*TASK DETAILS*
Find every line with the word "this" and give their count, nothing else.

*EXTRACTED MATERIAL*

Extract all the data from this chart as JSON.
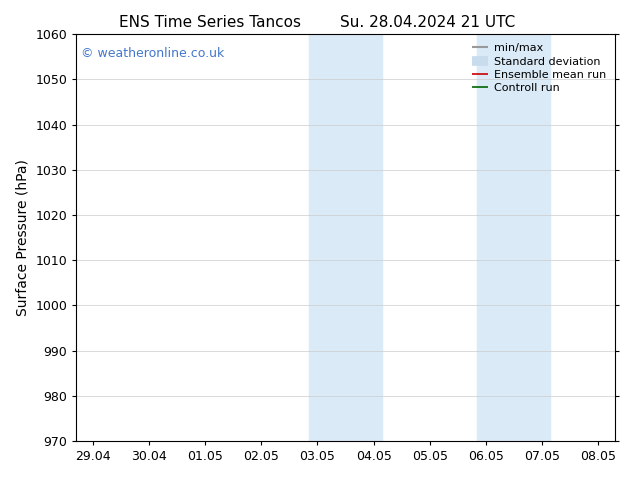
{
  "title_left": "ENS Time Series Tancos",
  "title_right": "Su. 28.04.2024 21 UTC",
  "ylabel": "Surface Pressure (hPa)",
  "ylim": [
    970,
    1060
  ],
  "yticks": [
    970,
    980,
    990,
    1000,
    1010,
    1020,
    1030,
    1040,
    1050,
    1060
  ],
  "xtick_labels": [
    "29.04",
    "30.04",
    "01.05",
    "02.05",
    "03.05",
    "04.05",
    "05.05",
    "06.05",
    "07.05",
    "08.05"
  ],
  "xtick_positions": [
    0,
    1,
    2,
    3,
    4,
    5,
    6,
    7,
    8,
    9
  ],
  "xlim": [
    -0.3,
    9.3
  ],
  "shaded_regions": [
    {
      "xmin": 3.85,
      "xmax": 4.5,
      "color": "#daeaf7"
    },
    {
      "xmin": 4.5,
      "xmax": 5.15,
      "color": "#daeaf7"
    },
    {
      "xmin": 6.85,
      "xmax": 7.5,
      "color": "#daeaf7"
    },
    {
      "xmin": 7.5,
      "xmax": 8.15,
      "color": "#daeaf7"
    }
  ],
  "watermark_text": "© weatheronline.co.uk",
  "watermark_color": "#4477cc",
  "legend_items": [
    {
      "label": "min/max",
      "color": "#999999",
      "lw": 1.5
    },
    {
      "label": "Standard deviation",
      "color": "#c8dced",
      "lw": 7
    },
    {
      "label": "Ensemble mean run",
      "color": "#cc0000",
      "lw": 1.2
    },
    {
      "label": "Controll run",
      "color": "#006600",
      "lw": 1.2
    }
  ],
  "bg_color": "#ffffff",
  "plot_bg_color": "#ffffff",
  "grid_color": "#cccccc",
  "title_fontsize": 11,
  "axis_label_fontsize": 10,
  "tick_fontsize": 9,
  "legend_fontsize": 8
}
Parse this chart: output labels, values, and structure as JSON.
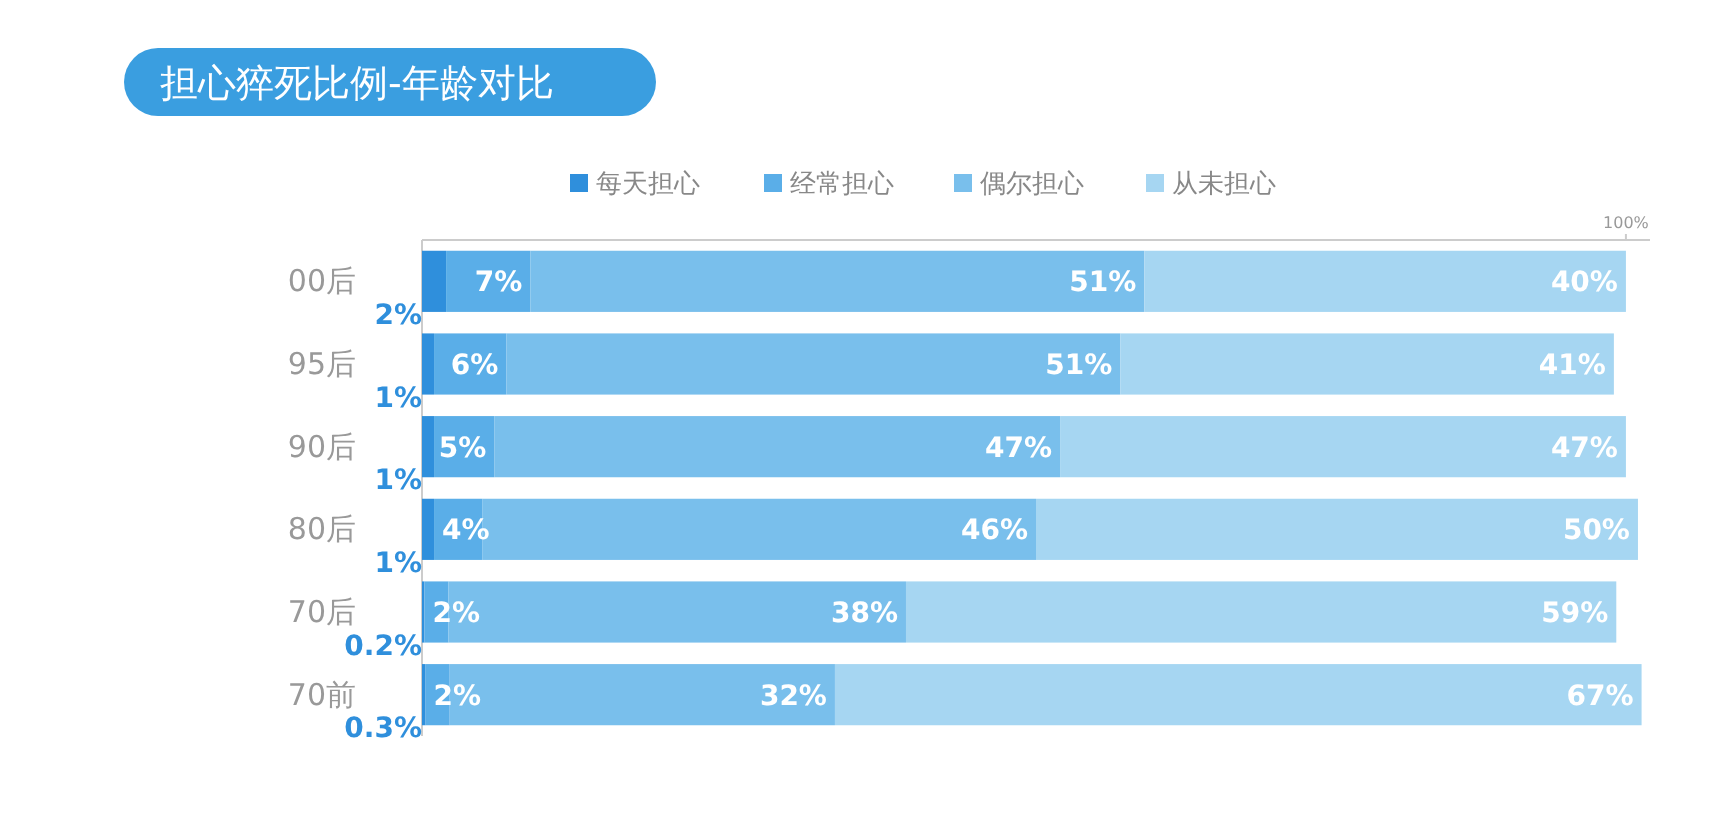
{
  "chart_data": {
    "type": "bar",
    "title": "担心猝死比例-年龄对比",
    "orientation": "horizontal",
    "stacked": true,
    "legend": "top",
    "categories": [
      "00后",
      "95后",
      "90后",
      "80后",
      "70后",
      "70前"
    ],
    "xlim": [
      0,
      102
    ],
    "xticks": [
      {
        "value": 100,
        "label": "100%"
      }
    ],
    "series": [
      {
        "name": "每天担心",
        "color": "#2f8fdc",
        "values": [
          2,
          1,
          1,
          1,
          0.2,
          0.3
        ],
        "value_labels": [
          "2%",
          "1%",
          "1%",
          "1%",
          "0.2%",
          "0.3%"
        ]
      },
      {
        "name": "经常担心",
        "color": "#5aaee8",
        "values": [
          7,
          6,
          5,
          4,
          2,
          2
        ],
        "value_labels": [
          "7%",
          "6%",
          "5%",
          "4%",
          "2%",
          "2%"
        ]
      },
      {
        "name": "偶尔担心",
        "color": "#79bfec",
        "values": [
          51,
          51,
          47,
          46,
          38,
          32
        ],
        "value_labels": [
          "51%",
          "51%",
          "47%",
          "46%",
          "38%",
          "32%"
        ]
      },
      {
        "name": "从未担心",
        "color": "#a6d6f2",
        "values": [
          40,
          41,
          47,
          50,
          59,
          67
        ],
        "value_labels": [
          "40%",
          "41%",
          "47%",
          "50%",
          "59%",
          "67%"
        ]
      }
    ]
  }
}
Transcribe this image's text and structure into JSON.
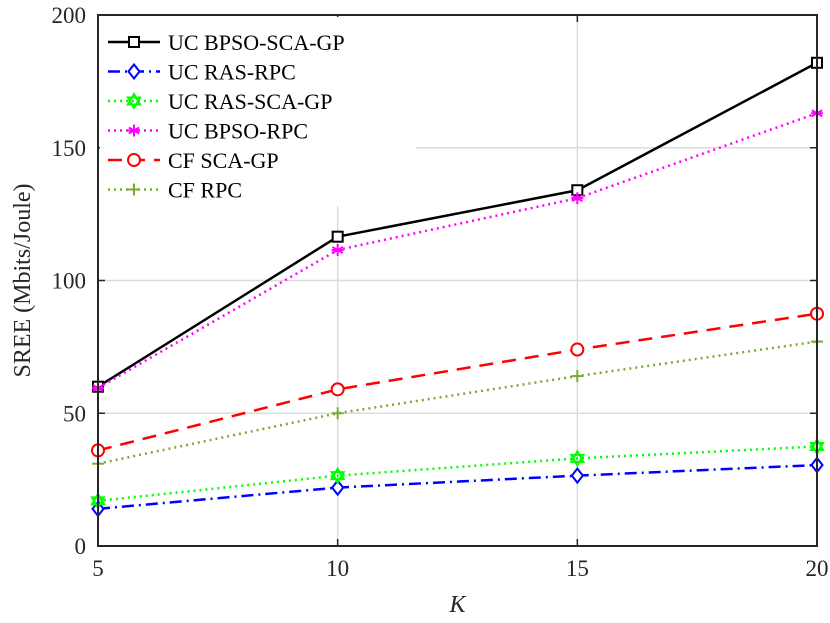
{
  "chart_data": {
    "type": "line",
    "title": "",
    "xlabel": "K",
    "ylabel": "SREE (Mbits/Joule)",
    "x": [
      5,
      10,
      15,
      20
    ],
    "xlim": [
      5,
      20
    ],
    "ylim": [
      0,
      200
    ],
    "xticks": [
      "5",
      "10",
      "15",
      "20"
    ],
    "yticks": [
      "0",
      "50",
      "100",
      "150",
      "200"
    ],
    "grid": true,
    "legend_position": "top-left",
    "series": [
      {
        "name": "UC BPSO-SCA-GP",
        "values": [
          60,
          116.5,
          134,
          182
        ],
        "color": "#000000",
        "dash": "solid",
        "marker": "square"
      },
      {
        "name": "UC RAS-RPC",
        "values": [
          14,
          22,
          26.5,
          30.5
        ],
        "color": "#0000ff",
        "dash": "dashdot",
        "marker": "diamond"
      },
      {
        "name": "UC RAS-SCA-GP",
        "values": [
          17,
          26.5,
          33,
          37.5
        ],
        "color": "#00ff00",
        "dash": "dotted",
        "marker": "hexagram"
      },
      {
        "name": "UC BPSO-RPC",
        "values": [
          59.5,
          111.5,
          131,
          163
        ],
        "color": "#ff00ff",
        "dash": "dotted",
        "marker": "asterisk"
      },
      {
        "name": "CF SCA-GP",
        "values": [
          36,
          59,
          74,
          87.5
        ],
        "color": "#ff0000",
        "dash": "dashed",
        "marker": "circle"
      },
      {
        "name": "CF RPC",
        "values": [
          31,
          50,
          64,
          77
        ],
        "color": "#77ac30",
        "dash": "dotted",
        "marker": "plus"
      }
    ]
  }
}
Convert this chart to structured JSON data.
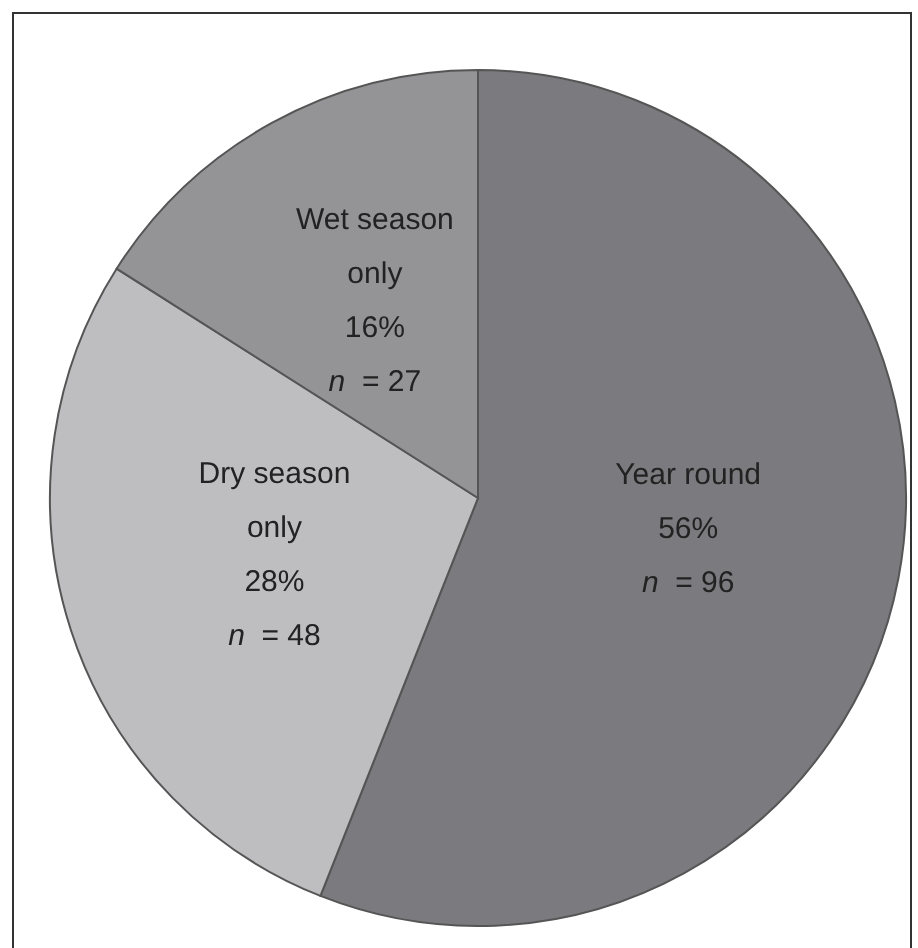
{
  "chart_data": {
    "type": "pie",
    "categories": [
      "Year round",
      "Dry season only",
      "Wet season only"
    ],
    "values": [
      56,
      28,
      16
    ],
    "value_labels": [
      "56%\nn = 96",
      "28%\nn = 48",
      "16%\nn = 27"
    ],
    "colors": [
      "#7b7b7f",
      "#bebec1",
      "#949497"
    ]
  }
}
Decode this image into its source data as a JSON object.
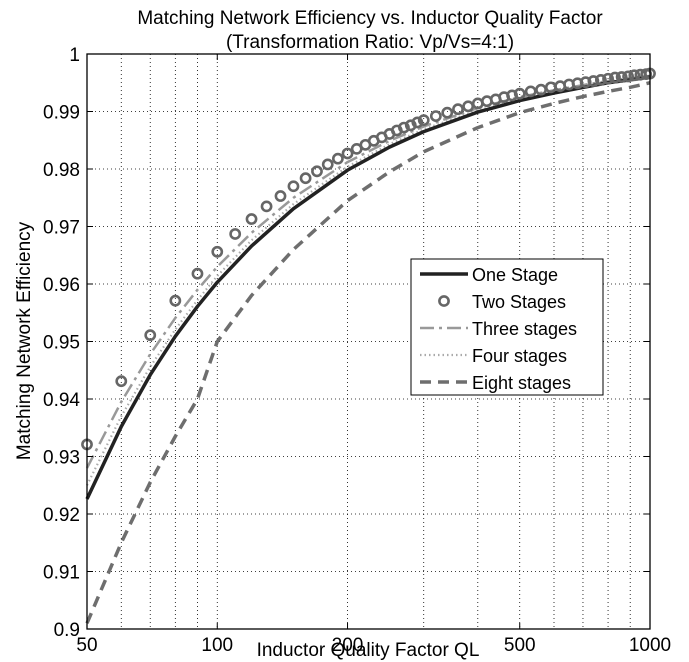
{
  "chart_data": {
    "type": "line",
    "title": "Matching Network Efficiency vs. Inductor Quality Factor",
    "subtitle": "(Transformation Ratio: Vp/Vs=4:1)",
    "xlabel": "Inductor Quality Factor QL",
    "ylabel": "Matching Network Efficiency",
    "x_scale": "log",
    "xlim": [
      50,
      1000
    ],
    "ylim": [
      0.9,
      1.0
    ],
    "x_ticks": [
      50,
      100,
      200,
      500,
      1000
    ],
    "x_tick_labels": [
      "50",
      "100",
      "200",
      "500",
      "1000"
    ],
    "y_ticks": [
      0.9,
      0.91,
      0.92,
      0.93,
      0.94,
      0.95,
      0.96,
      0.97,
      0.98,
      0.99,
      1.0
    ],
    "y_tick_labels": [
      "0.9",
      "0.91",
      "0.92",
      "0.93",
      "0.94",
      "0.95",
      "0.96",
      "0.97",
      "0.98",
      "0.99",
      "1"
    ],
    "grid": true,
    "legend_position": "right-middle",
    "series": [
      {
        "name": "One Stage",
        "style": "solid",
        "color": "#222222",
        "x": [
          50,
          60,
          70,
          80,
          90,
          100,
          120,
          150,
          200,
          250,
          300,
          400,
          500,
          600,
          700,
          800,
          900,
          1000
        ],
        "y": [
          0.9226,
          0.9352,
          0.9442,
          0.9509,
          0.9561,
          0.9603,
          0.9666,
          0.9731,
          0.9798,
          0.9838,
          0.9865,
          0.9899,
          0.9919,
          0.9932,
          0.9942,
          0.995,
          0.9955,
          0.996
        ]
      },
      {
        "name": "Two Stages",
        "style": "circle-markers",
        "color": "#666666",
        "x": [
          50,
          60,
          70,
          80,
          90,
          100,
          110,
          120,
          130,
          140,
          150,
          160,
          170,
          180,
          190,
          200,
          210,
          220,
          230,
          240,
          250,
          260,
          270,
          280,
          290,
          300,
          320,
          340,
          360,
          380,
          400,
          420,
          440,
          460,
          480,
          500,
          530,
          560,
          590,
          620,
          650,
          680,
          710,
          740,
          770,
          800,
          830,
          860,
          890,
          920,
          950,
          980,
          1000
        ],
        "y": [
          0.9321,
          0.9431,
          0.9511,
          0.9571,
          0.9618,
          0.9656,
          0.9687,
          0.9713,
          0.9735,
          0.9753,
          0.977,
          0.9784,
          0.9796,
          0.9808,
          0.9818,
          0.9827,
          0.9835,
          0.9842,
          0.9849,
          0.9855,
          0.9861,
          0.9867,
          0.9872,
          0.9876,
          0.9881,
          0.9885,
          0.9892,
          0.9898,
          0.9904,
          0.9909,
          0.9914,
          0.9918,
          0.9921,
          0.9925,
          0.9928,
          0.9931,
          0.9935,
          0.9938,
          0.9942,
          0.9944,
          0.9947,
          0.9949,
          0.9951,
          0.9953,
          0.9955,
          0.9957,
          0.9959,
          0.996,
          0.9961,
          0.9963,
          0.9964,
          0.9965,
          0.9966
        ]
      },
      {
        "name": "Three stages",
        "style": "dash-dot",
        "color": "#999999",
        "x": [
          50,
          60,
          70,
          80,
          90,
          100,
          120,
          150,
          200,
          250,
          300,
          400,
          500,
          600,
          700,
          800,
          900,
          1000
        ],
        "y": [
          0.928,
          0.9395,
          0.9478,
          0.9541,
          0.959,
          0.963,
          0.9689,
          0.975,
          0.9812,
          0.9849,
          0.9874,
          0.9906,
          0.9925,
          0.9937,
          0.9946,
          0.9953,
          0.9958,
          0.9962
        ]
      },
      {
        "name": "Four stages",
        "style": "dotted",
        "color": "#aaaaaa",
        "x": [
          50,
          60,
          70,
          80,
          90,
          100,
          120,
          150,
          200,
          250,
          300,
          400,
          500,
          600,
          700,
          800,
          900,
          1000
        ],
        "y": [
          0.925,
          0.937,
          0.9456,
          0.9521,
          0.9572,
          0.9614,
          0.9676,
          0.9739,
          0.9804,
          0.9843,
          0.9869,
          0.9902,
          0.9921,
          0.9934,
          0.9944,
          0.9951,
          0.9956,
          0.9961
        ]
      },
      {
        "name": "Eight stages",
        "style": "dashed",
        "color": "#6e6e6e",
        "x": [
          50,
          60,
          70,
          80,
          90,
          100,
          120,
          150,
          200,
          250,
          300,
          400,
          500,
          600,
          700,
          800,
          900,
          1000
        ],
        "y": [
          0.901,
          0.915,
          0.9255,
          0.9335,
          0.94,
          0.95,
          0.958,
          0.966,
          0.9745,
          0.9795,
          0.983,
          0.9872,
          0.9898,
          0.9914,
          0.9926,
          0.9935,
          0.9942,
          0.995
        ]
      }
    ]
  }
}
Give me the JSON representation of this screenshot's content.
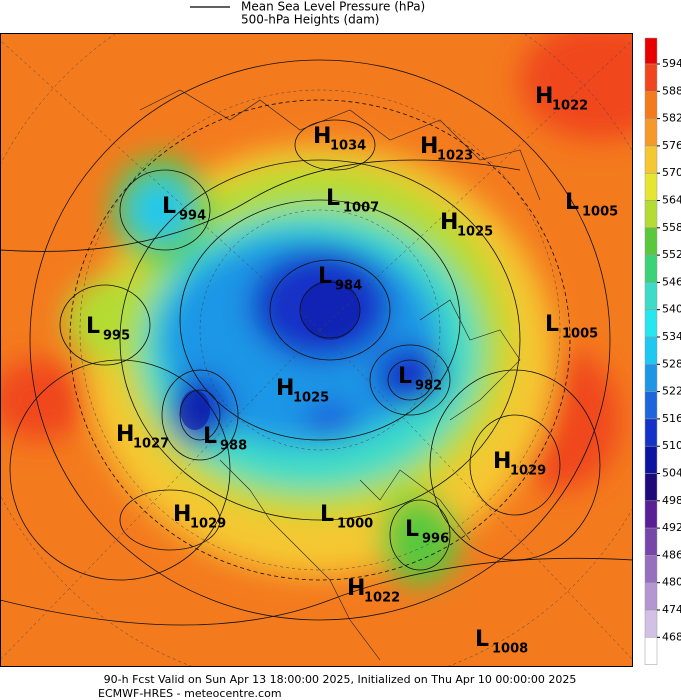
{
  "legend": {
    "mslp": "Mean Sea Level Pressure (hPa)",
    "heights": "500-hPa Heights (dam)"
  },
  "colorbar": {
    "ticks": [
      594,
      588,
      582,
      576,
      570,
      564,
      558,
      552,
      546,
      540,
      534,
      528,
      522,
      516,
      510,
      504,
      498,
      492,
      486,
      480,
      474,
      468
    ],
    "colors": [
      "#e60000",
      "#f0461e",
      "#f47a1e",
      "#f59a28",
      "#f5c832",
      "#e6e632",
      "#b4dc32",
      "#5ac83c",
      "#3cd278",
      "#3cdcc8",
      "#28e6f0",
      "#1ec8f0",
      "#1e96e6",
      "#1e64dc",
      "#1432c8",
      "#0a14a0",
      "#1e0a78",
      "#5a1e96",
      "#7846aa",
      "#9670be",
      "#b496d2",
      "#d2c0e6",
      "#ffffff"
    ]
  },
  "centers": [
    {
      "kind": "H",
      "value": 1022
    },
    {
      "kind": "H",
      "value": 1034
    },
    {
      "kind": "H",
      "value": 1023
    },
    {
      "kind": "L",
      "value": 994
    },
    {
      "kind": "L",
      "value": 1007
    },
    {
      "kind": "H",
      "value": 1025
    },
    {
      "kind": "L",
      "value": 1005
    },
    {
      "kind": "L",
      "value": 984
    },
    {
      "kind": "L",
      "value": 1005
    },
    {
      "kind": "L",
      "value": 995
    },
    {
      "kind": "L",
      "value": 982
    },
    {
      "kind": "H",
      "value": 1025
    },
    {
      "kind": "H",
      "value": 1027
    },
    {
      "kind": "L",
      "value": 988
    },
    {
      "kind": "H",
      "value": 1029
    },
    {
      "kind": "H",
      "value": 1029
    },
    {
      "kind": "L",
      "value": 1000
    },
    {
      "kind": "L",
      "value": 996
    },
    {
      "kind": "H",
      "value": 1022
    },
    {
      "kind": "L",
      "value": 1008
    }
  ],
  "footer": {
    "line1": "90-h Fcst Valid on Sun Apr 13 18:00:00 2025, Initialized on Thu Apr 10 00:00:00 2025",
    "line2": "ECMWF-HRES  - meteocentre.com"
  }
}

*WRITTEN RESPONSE*
6